• **Required task**:
Copy, from the entries below, each line in which the string "Commonwealth" appears.

□ □ □ □

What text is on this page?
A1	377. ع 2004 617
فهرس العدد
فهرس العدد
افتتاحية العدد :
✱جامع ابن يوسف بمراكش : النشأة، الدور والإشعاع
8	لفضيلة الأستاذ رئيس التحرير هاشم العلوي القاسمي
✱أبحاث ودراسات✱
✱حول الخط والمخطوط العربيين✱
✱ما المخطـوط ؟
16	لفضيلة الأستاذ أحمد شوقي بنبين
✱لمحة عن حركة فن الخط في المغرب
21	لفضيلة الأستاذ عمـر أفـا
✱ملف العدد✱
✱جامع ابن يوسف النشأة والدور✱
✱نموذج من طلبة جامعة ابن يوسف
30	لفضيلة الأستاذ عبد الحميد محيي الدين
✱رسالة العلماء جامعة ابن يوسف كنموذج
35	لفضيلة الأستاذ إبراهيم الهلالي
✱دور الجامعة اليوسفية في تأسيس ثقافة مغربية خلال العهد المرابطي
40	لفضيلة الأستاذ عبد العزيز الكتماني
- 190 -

□ □ □ □

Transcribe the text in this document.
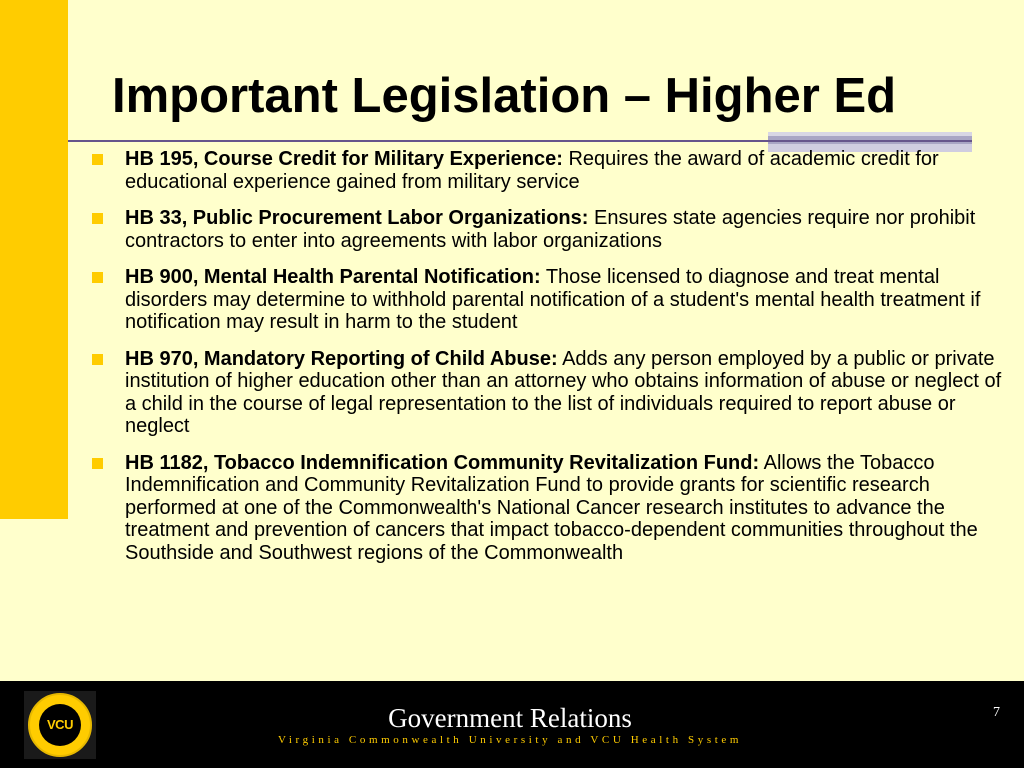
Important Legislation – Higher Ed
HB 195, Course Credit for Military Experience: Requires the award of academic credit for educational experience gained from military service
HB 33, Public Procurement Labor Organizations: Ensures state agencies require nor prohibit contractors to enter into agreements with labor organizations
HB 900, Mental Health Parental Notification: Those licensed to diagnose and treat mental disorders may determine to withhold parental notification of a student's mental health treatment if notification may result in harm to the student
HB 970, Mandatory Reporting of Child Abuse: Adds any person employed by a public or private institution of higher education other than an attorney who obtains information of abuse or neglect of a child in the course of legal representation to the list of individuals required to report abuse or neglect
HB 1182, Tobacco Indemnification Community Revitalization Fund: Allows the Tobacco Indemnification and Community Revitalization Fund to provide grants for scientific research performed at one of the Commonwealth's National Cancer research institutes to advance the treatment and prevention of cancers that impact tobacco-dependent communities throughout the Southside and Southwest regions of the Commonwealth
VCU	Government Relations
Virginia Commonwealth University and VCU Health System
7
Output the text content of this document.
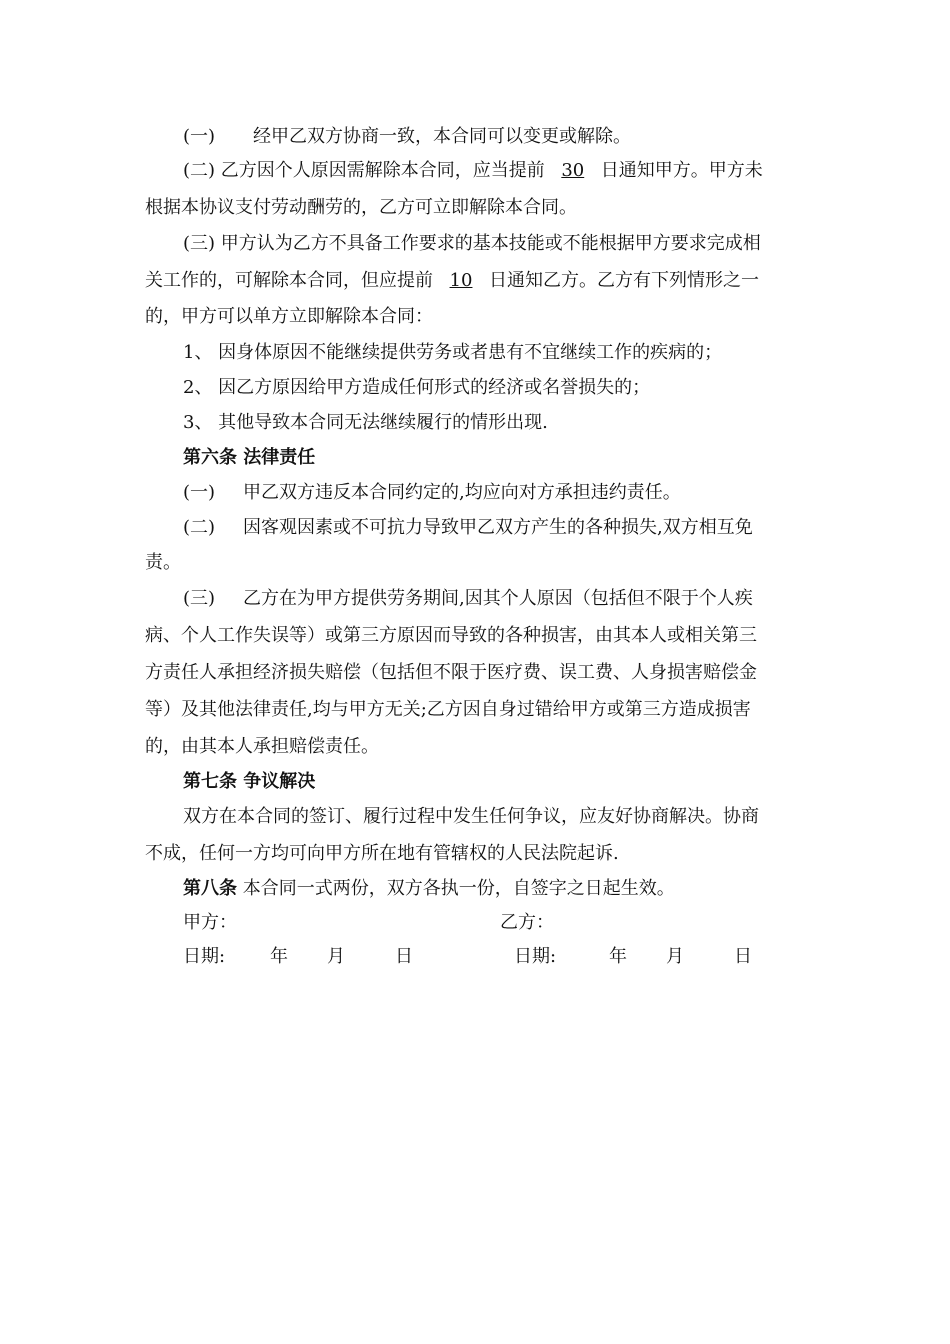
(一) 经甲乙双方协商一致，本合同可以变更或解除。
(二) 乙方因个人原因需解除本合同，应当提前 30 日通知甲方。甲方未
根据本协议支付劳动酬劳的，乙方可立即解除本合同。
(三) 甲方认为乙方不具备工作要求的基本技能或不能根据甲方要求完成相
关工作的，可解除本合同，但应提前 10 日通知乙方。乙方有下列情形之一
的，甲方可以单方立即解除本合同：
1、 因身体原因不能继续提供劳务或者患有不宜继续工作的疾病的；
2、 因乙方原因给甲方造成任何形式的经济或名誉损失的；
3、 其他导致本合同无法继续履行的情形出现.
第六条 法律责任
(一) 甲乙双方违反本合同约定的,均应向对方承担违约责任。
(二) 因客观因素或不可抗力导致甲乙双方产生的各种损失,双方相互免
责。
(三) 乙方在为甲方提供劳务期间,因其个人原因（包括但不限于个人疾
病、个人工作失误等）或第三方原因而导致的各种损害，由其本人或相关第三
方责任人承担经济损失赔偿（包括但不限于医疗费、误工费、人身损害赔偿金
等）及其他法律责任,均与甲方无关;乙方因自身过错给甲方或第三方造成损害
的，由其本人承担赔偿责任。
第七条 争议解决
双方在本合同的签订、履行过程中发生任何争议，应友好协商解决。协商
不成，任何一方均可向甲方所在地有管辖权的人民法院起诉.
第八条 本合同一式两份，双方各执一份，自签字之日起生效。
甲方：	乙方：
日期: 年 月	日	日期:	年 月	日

□ □ □ □

• **Result of the exercise**:
HB 1182, Tobacco Indemnification Community Revitalization Fund: Allows the Tobacco Indemnification and Community Revitalization Fund to provide grants for scientific research performed at one of the Commonwealth's National Cancer research institutes to advance the treatment and prevention of cancers that impact tobacco-dependent communities throughout the Southside and Southwest regions of the Commonwealth
Virginia Commonwealth University and VCU Health System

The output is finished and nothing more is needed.